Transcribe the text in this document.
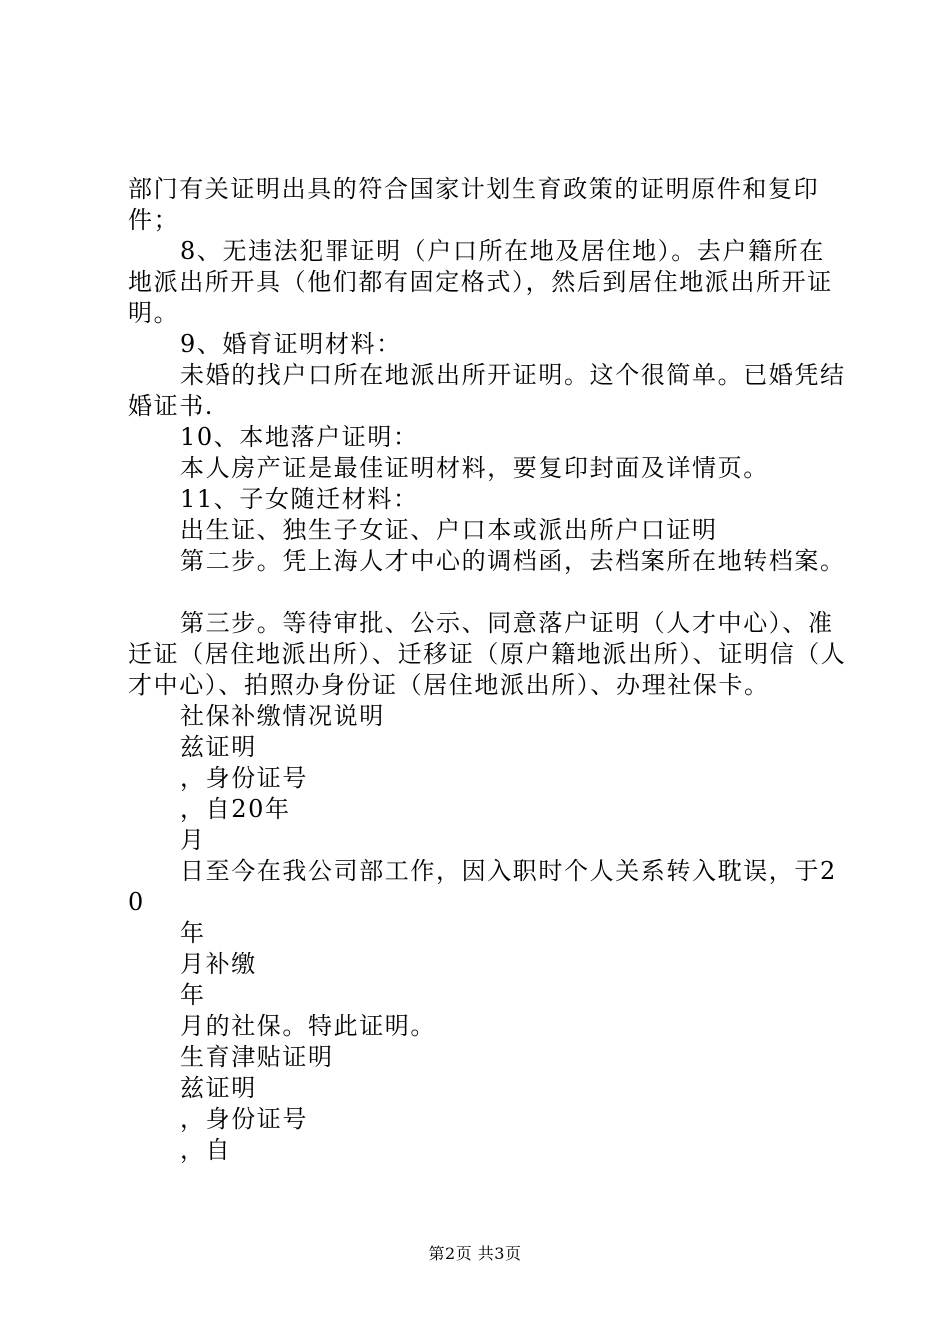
部门有关证明出具的符合国家计划生育政策的证明原件和复印件；

8、无违法犯罪证明（户口所在地及居住地）。去户籍所在地派出所开具（他们都有固定格式），然后到居住地派出所开证明。

9、婚育证明材料：

未婚的找户口所在地派出所开证明。这个很简单。已婚凭结婚证书.

10、本地落户证明：

本人房产证是最佳证明材料，要复印封面及详情页。

11、子女随迁材料：

出生证、独生子女证、户口本或派出所户口证明

第二步。凭上海人才中心的调档函，去档案所在地转档案。

第三步。等待审批、公示、同意落户证明（人才中心）、准迁证（居住地派出所）、迁移证（原户籍地派出所）、证明信（人才中心）、拍照办身份证（居住地派出所）、办理社保卡。

社保补缴情况说明

兹证明

，身份证号

，自20年

月

日至今在我公司部工作，因入职时个人关系转入耽误，于20

年

月补缴

年

月的社保。特此证明。

生育津贴证明

兹证明

，身份证号

，自

第2页 共3页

→ Set problem
Pictures are to be left out; all else in the entries above is to be quoted exactly.

→ Result
Transcribe the text in this document.
部门有关证明出具的符合国家计划生育政策的证明原件和复印件；

8、无违法犯罪证明（户口所在地及居住地）。去户籍所在地派出所开具（他们都有固定格式），然后到居住地派出所开证明。

9、婚育证明材料：

未婚的找户口所在地派出所开证明。这个很简单。已婚凭结婚证书.

10、本地落户证明：

本人房产证是最佳证明材料，要复印封面及详情页。

11、子女随迁材料：

出生证、独生子女证、户口本或派出所户口证明

第二步。凭上海人才中心的调档函，去档案所在地转档案。

第三步。等待审批、公示、同意落户证明（人才中心）、准迁证（居住地派出所）、迁移证（原户籍地派出所）、证明信（人才中心）、拍照办身份证（居住地派出所）、办理社保卡。

社保补缴情况说明

兹证明

，身份证号

，自20年

月

日至今在我公司部工作，因入职时个人关系转入耽误，于20

年

月补缴

年

月的社保。特此证明。

生育津贴证明

兹证明

，身份证号

，自

第2页 共3页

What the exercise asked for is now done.